▶ **INPUT RECORDS**:
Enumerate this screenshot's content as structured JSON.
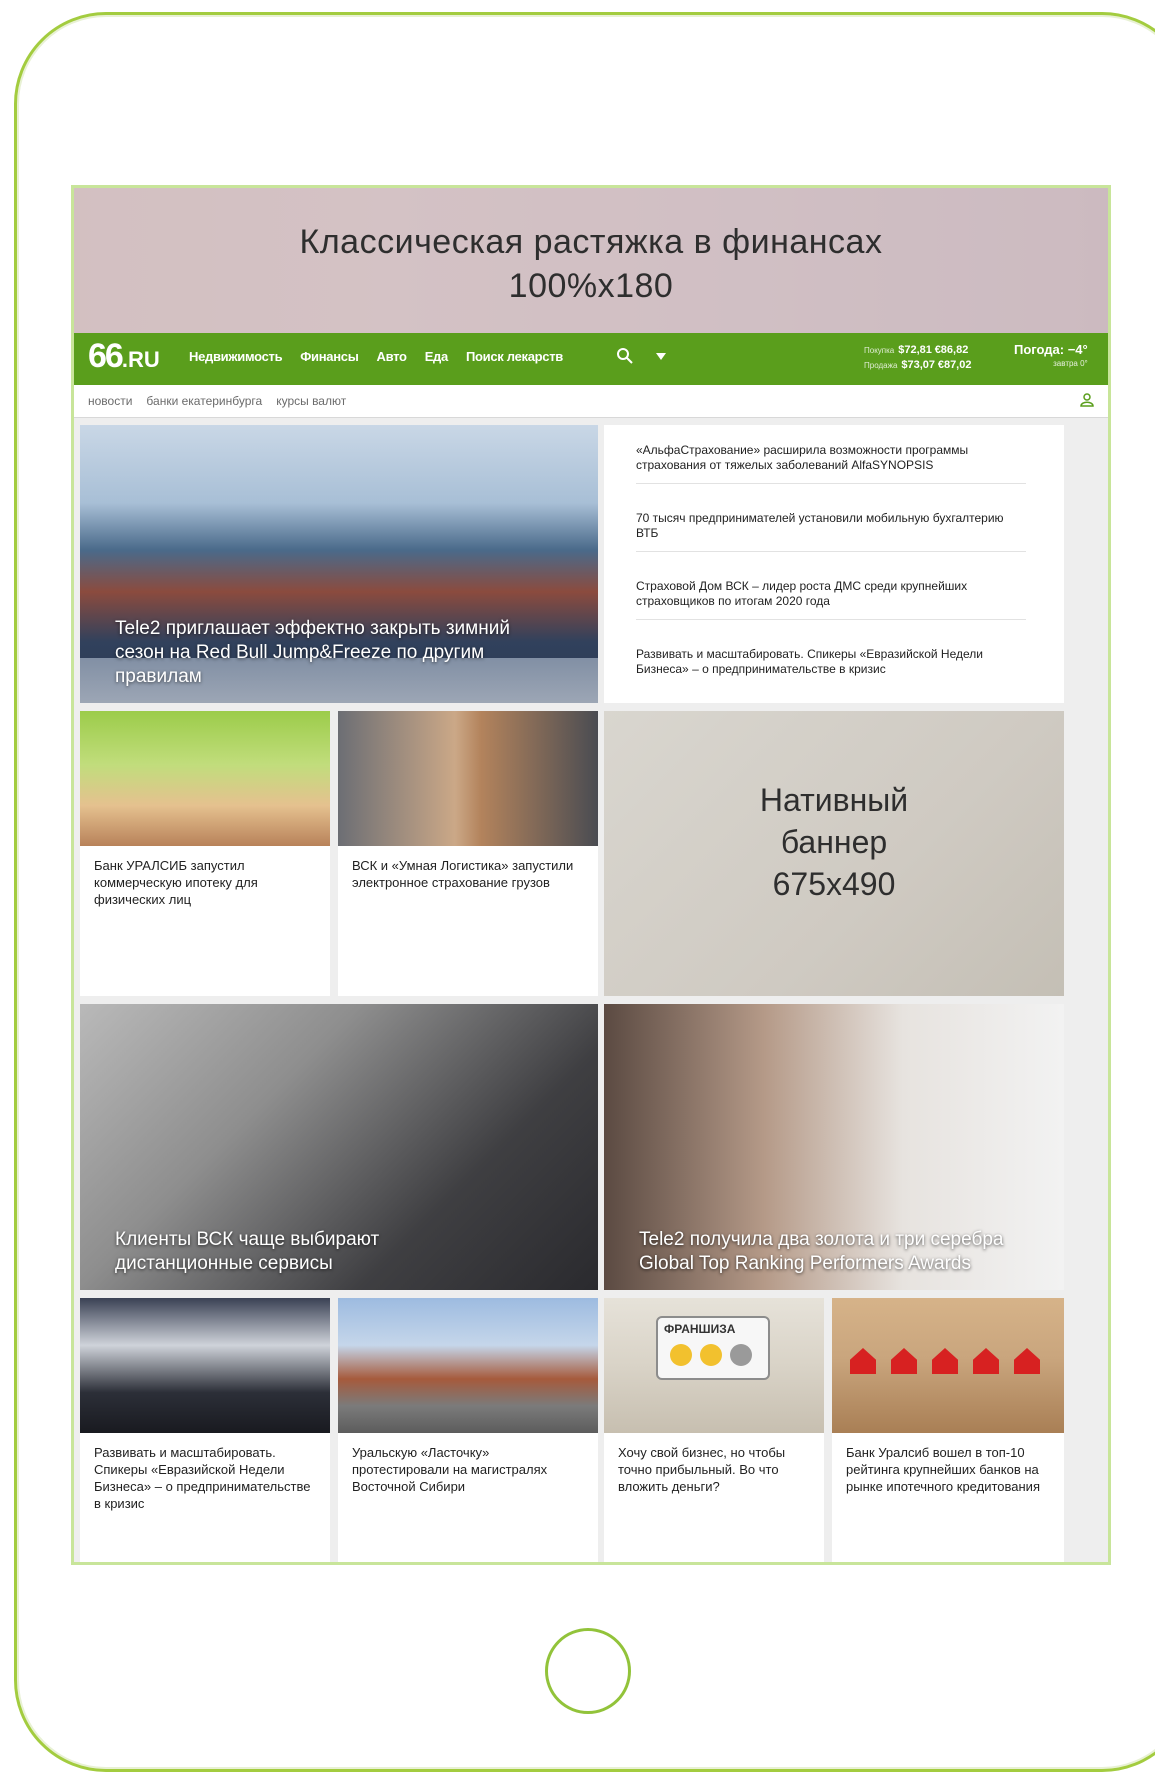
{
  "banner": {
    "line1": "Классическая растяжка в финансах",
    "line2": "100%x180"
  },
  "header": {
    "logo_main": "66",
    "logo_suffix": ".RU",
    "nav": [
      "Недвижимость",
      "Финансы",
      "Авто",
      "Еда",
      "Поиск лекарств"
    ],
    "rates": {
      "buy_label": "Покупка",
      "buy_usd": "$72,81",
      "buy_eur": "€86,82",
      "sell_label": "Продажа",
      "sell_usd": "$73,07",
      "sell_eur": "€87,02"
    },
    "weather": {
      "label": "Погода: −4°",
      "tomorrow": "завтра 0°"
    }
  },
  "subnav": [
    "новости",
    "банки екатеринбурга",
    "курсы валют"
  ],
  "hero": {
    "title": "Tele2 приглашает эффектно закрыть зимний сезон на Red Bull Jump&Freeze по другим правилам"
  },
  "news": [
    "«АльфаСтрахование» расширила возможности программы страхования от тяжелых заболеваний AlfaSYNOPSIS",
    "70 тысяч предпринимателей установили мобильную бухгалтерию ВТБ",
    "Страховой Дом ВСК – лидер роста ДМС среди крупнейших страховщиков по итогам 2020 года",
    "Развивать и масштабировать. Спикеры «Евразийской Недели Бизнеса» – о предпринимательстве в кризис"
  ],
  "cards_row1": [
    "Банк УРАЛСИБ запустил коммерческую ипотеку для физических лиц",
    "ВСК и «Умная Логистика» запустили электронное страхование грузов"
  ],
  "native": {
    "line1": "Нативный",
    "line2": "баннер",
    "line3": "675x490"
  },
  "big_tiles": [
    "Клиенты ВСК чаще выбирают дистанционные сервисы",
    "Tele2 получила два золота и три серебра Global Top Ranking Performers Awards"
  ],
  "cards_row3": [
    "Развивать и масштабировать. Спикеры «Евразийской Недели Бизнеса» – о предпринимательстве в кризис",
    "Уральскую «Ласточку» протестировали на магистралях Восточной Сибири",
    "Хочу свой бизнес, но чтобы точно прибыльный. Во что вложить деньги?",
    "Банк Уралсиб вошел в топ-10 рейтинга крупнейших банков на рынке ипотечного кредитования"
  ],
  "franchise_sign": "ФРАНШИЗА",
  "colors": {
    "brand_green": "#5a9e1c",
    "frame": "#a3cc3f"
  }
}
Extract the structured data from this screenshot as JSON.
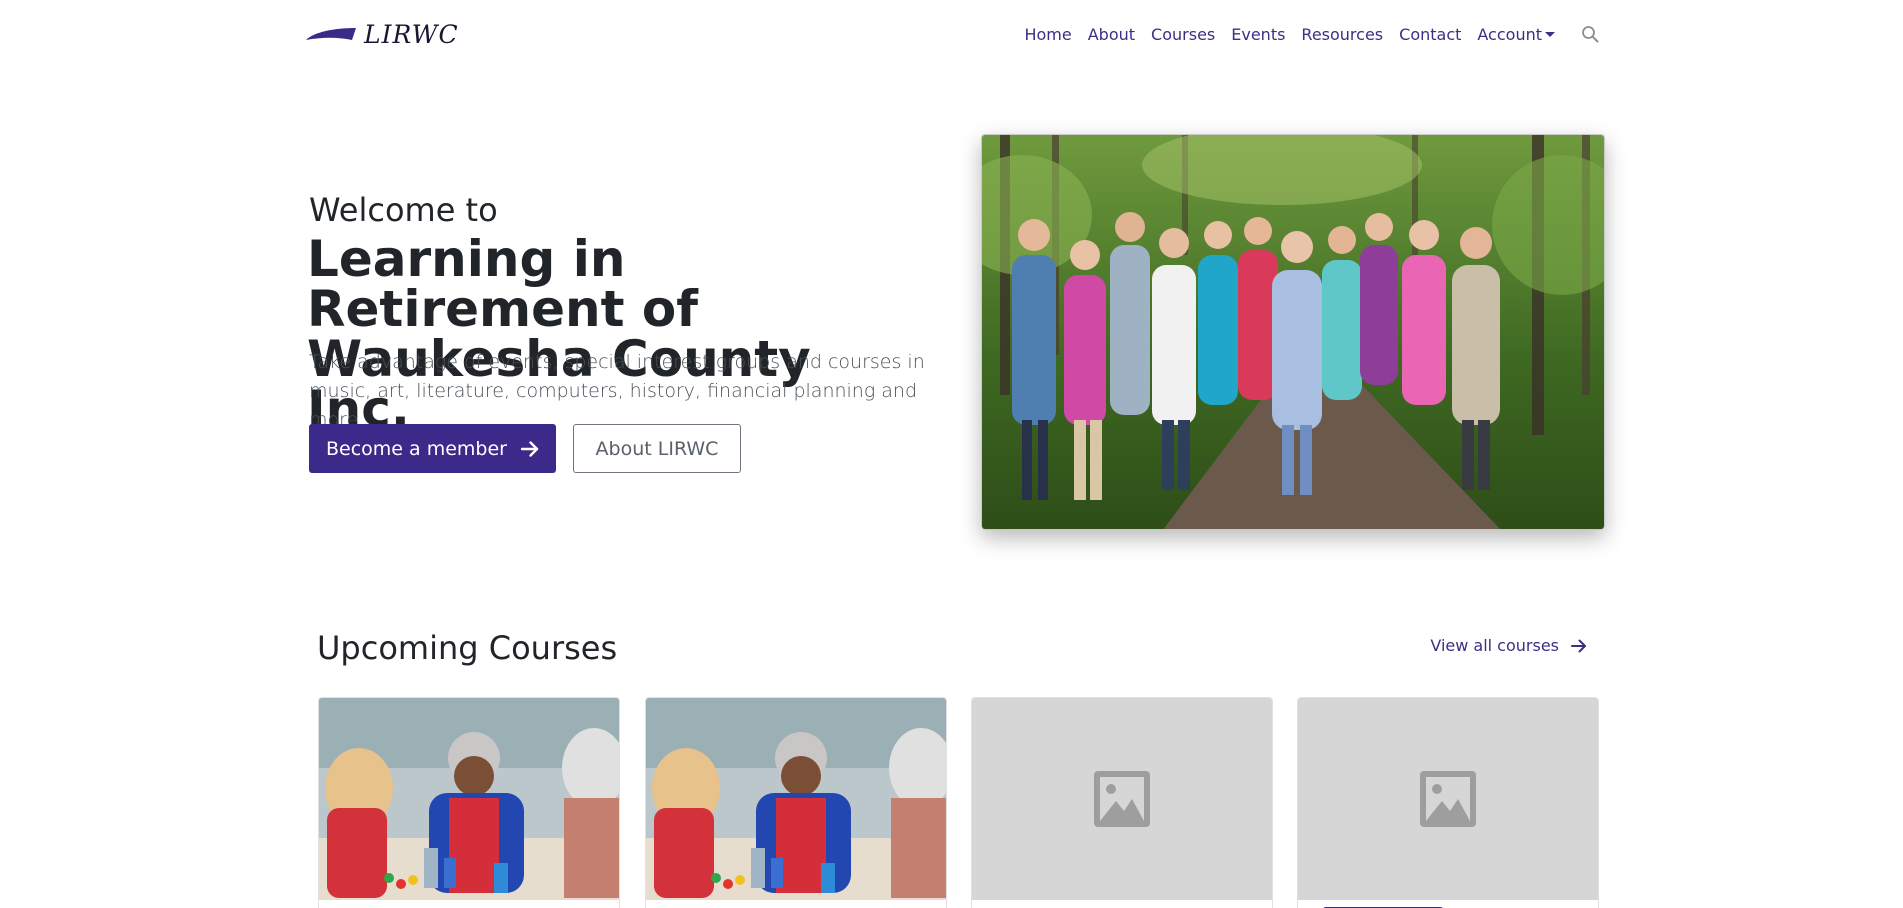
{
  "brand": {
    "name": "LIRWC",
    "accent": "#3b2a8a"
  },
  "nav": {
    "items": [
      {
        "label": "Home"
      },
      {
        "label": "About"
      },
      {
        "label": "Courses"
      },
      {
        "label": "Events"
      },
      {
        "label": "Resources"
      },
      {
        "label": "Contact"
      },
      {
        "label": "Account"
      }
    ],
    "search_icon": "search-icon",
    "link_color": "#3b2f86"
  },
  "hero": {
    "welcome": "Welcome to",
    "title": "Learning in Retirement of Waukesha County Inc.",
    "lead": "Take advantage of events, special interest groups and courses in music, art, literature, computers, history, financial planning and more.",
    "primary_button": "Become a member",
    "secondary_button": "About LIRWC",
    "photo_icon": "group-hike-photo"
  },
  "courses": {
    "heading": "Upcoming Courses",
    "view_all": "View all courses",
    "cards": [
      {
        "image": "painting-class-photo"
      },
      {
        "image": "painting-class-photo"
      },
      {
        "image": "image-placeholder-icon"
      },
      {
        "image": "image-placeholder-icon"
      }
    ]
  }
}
* * *
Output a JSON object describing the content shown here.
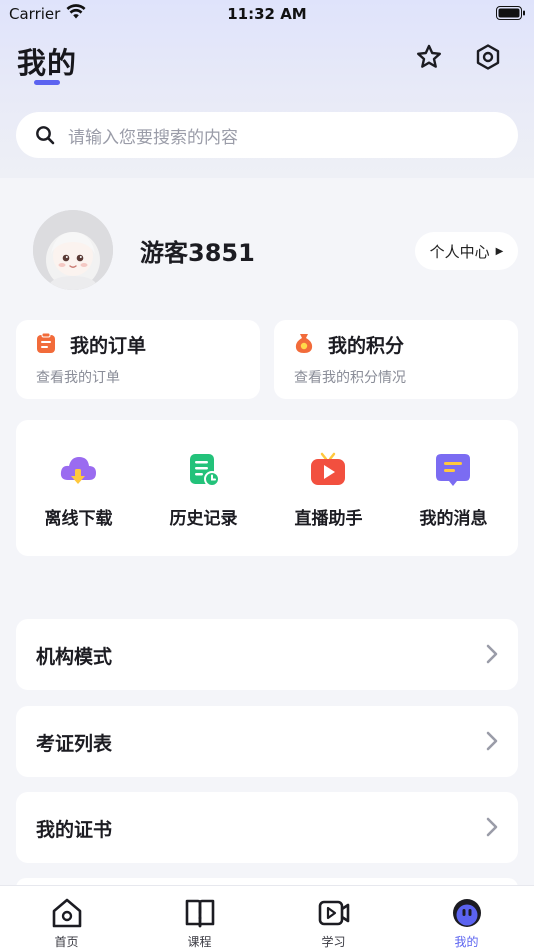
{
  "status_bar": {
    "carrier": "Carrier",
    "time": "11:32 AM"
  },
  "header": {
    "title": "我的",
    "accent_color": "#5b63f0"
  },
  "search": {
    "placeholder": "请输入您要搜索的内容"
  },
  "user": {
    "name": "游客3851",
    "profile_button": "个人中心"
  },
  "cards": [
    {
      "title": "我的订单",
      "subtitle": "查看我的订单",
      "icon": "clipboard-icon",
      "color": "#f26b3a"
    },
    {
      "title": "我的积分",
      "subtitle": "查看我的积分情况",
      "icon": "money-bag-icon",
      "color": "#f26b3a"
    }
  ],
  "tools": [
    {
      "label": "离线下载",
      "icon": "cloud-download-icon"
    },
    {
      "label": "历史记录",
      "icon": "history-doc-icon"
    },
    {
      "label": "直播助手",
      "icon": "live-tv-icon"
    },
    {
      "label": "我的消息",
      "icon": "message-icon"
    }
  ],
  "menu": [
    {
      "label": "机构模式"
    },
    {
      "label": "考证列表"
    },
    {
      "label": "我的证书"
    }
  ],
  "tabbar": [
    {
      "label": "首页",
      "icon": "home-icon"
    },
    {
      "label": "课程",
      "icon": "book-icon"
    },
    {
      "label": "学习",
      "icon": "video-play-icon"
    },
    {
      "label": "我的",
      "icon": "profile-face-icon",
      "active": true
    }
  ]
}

▶ **WHAT TO PRODUCE**: Find every line containing the word "JSON", then give the total and nothing more.

▶ **ANSWER TO THIS TASK**: 3